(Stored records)
·····
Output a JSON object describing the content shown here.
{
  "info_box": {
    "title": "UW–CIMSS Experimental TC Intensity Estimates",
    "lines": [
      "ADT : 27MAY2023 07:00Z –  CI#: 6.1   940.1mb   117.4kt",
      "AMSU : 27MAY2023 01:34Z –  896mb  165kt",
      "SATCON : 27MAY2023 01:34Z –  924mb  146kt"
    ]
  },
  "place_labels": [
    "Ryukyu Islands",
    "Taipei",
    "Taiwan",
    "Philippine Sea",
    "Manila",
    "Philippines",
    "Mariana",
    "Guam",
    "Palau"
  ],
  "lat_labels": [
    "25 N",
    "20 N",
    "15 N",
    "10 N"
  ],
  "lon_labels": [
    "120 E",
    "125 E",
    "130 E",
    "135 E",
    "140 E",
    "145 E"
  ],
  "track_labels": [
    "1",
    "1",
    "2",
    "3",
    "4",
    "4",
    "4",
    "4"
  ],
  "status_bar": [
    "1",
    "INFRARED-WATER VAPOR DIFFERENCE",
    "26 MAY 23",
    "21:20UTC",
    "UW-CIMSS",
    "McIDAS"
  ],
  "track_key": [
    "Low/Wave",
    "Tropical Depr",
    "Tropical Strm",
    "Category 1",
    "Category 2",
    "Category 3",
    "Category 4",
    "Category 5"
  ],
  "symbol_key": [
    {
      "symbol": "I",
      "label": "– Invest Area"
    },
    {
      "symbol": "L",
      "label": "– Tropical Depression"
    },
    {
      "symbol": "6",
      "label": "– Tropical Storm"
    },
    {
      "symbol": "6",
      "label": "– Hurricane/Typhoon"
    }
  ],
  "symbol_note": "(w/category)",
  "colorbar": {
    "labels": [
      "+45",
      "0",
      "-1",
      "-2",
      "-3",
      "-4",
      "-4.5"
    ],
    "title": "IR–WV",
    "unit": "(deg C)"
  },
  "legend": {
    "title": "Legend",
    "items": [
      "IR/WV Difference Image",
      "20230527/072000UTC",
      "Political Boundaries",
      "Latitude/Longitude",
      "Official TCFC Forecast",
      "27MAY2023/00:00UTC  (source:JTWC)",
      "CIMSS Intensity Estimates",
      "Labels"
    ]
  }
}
·····
## [Problem requirements]
Each line that holds the word "Intensity" should be extracted from the records.

## [Solution to this exercise]
    "title": "UW–CIMSS Experimental TC Intensity Estimates",
      "CIMSS Intensity Estimates",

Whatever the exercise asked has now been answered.